▸ Material provided:

######

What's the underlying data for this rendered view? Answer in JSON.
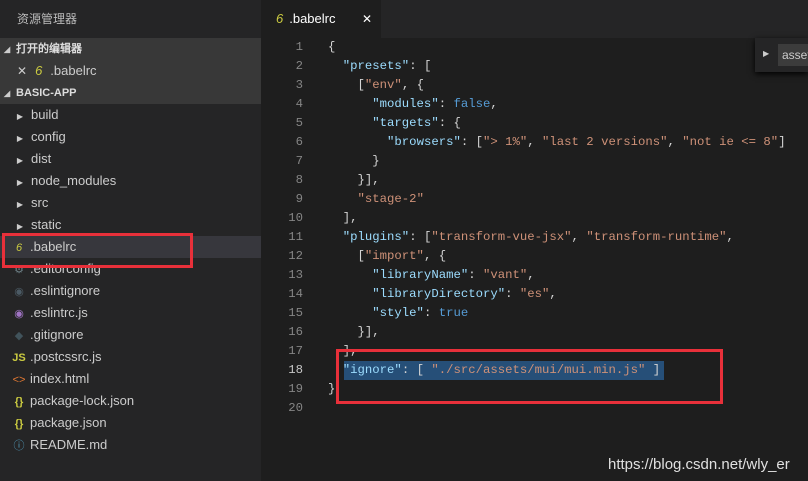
{
  "sidebar": {
    "title": "资源管理器",
    "open_editors": {
      "label": "打开的编辑器",
      "items": [
        {
          "name": ".babelrc",
          "icon": "babel-icon"
        }
      ]
    },
    "project": {
      "label": "BASIC-APP",
      "folders": [
        "build",
        "config",
        "dist",
        "node_modules",
        "src",
        "static"
      ],
      "files": [
        {
          "name": ".babelrc",
          "icon": "babel-icon",
          "color": "#cbcb41",
          "glyph": "6"
        },
        {
          "name": ".editorconfig",
          "icon": "gear-icon",
          "color": "#6d8086",
          "glyph": "⚙"
        },
        {
          "name": ".eslintignore",
          "icon": "eslint-icon",
          "color": "#4b5a64",
          "glyph": "◉"
        },
        {
          "name": ".eslintrc.js",
          "icon": "eslint-icon",
          "color": "#a074c4",
          "glyph": "◉"
        },
        {
          "name": ".gitignore",
          "icon": "git-icon",
          "color": "#41535b",
          "glyph": "◆"
        },
        {
          "name": ".postcssrc.js",
          "icon": "js-icon",
          "color": "#cbcb41",
          "glyph": "JS"
        },
        {
          "name": "index.html",
          "icon": "html-icon",
          "color": "#e37933",
          "glyph": "<>"
        },
        {
          "name": "package-lock.json",
          "icon": "json-icon",
          "color": "#cbcb41",
          "glyph": "{}"
        },
        {
          "name": "package.json",
          "icon": "json-icon",
          "color": "#cbcb41",
          "glyph": "{}"
        },
        {
          "name": "README.md",
          "icon": "info-icon",
          "color": "#519aba",
          "glyph": "ⓘ"
        }
      ]
    }
  },
  "tab": {
    "label": ".babelrc",
    "icon": "babel-icon"
  },
  "widget": {
    "label": "assets"
  },
  "editor": {
    "current_line": 18,
    "lines": [
      [
        [
          "p",
          "{"
        ]
      ],
      [
        [
          "p",
          "  "
        ],
        [
          "k",
          "\"presets\""
        ],
        [
          "p",
          ": ["
        ]
      ],
      [
        [
          "p",
          "    ["
        ],
        [
          "s",
          "\"env\""
        ],
        [
          "p",
          ", {"
        ]
      ],
      [
        [
          "p",
          "      "
        ],
        [
          "k",
          "\"modules\""
        ],
        [
          "p",
          ": "
        ],
        [
          "b",
          "false"
        ],
        [
          "p",
          ","
        ]
      ],
      [
        [
          "p",
          "      "
        ],
        [
          "k",
          "\"targets\""
        ],
        [
          "p",
          ": {"
        ]
      ],
      [
        [
          "p",
          "        "
        ],
        [
          "k",
          "\"browsers\""
        ],
        [
          "p",
          ": ["
        ],
        [
          "s",
          "\"> 1%\""
        ],
        [
          "p",
          ", "
        ],
        [
          "s",
          "\"last 2 versions\""
        ],
        [
          "p",
          ", "
        ],
        [
          "s",
          "\"not ie <= 8\""
        ],
        [
          "p",
          "]"
        ]
      ],
      [
        [
          "p",
          "      }"
        ]
      ],
      [
        [
          "p",
          "    }],"
        ]
      ],
      [
        [
          "p",
          "    "
        ],
        [
          "s",
          "\"stage-2\""
        ]
      ],
      [
        [
          "p",
          "  ],"
        ]
      ],
      [
        [
          "p",
          "  "
        ],
        [
          "k",
          "\"plugins\""
        ],
        [
          "p",
          ": ["
        ],
        [
          "s",
          "\"transform-vue-jsx\""
        ],
        [
          "p",
          ", "
        ],
        [
          "s",
          "\"transform-runtime\""
        ],
        [
          "p",
          ","
        ]
      ],
      [
        [
          "p",
          "    ["
        ],
        [
          "s",
          "\"import\""
        ],
        [
          "p",
          ", {"
        ]
      ],
      [
        [
          "p",
          "      "
        ],
        [
          "k",
          "\"libraryName\""
        ],
        [
          "p",
          ": "
        ],
        [
          "s",
          "\"vant\""
        ],
        [
          "p",
          ","
        ]
      ],
      [
        [
          "p",
          "      "
        ],
        [
          "k",
          "\"libraryDirectory\""
        ],
        [
          "p",
          ": "
        ],
        [
          "s",
          "\"es\""
        ],
        [
          "p",
          ","
        ]
      ],
      [
        [
          "p",
          "      "
        ],
        [
          "k",
          "\"style\""
        ],
        [
          "p",
          ": "
        ],
        [
          "b",
          "true"
        ]
      ],
      [
        [
          "p",
          "    }],"
        ]
      ],
      [
        [
          "p",
          "  ],"
        ]
      ],
      [
        [
          "p",
          "  "
        ],
        [
          "k",
          "\"ignore\""
        ],
        [
          "p",
          ": [ "
        ],
        [
          "s",
          "\"./src/assets/mui/mui.min.js\""
        ],
        [
          "p",
          " ]"
        ]
      ],
      [
        [
          "p",
          "}"
        ]
      ],
      [
        [
          "p",
          ""
        ]
      ]
    ]
  },
  "watermark": "https://blog.csdn.net/wly_er",
  "colors": {
    "highlight_box": "#e8303a",
    "selection": "#264f78"
  }
}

######

▸ Your objective: Transcribe the records above exactly, leaving out every picture.

▸ Solution to this problem:
What's the underlying data for this rendered view? Answer in JSON.
{
  "sidebar": {
    "title": "资源管理器",
    "open_editors": {
      "label": "打开的编辑器",
      "items": [
        {
          "name": ".babelrc",
          "icon": "babel-icon"
        }
      ]
    },
    "project": {
      "label": "BASIC-APP",
      "folders": [
        "build",
        "config",
        "dist",
        "node_modules",
        "src",
        "static"
      ],
      "files": [
        {
          "name": ".babelrc",
          "icon": "babel-icon",
          "color": "#cbcb41",
          "glyph": "6"
        },
        {
          "name": ".editorconfig",
          "icon": "gear-icon",
          "color": "#6d8086",
          "glyph": "⚙"
        },
        {
          "name": ".eslintignore",
          "icon": "eslint-icon",
          "color": "#4b5a64",
          "glyph": "◉"
        },
        {
          "name": ".eslintrc.js",
          "icon": "eslint-icon",
          "color": "#a074c4",
          "glyph": "◉"
        },
        {
          "name": ".gitignore",
          "icon": "git-icon",
          "color": "#41535b",
          "glyph": "◆"
        },
        {
          "name": ".postcssrc.js",
          "icon": "js-icon",
          "color": "#cbcb41",
          "glyph": "JS"
        },
        {
          "name": "index.html",
          "icon": "html-icon",
          "color": "#e37933",
          "glyph": "<>"
        },
        {
          "name": "package-lock.json",
          "icon": "json-icon",
          "color": "#cbcb41",
          "glyph": "{}"
        },
        {
          "name": "package.json",
          "icon": "json-icon",
          "color": "#cbcb41",
          "glyph": "{}"
        },
        {
          "name": "README.md",
          "icon": "info-icon",
          "color": "#519aba",
          "glyph": "ⓘ"
        }
      ]
    }
  },
  "tab": {
    "label": ".babelrc",
    "icon": "babel-icon"
  },
  "widget": {
    "label": "assets"
  },
  "editor": {
    "current_line": 18,
    "lines": [
      [
        [
          "p",
          "{"
        ]
      ],
      [
        [
          "p",
          "  "
        ],
        [
          "k",
          "\"presets\""
        ],
        [
          "p",
          ": ["
        ]
      ],
      [
        [
          "p",
          "    ["
        ],
        [
          "s",
          "\"env\""
        ],
        [
          "p",
          ", {"
        ]
      ],
      [
        [
          "p",
          "      "
        ],
        [
          "k",
          "\"modules\""
        ],
        [
          "p",
          ": "
        ],
        [
          "b",
          "false"
        ],
        [
          "p",
          ","
        ]
      ],
      [
        [
          "p",
          "      "
        ],
        [
          "k",
          "\"targets\""
        ],
        [
          "p",
          ": {"
        ]
      ],
      [
        [
          "p",
          "        "
        ],
        [
          "k",
          "\"browsers\""
        ],
        [
          "p",
          ": ["
        ],
        [
          "s",
          "\"> 1%\""
        ],
        [
          "p",
          ", "
        ],
        [
          "s",
          "\"last 2 versions\""
        ],
        [
          "p",
          ", "
        ],
        [
          "s",
          "\"not ie <= 8\""
        ],
        [
          "p",
          "]"
        ]
      ],
      [
        [
          "p",
          "      }"
        ]
      ],
      [
        [
          "p",
          "    }],"
        ]
      ],
      [
        [
          "p",
          "    "
        ],
        [
          "s",
          "\"stage-2\""
        ]
      ],
      [
        [
          "p",
          "  ],"
        ]
      ],
      [
        [
          "p",
          "  "
        ],
        [
          "k",
          "\"plugins\""
        ],
        [
          "p",
          ": ["
        ],
        [
          "s",
          "\"transform-vue-jsx\""
        ],
        [
          "p",
          ", "
        ],
        [
          "s",
          "\"transform-runtime\""
        ],
        [
          "p",
          ","
        ]
      ],
      [
        [
          "p",
          "    ["
        ],
        [
          "s",
          "\"import\""
        ],
        [
          "p",
          ", {"
        ]
      ],
      [
        [
          "p",
          "      "
        ],
        [
          "k",
          "\"libraryName\""
        ],
        [
          "p",
          ": "
        ],
        [
          "s",
          "\"vant\""
        ],
        [
          "p",
          ","
        ]
      ],
      [
        [
          "p",
          "      "
        ],
        [
          "k",
          "\"libraryDirectory\""
        ],
        [
          "p",
          ": "
        ],
        [
          "s",
          "\"es\""
        ],
        [
          "p",
          ","
        ]
      ],
      [
        [
          "p",
          "      "
        ],
        [
          "k",
          "\"style\""
        ],
        [
          "p",
          ": "
        ],
        [
          "b",
          "true"
        ]
      ],
      [
        [
          "p",
          "    }],"
        ]
      ],
      [
        [
          "p",
          "  ],"
        ]
      ],
      [
        [
          "p",
          "  "
        ],
        [
          "k",
          "\"ignore\""
        ],
        [
          "p",
          ": [ "
        ],
        [
          "s",
          "\"./src/assets/mui/mui.min.js\""
        ],
        [
          "p",
          " ]"
        ]
      ],
      [
        [
          "p",
          "}"
        ]
      ],
      [
        [
          "p",
          ""
        ]
      ]
    ]
  },
  "watermark": "https://blog.csdn.net/wly_er",
  "colors": {
    "highlight_box": "#e8303a",
    "selection": "#264f78"
  }
}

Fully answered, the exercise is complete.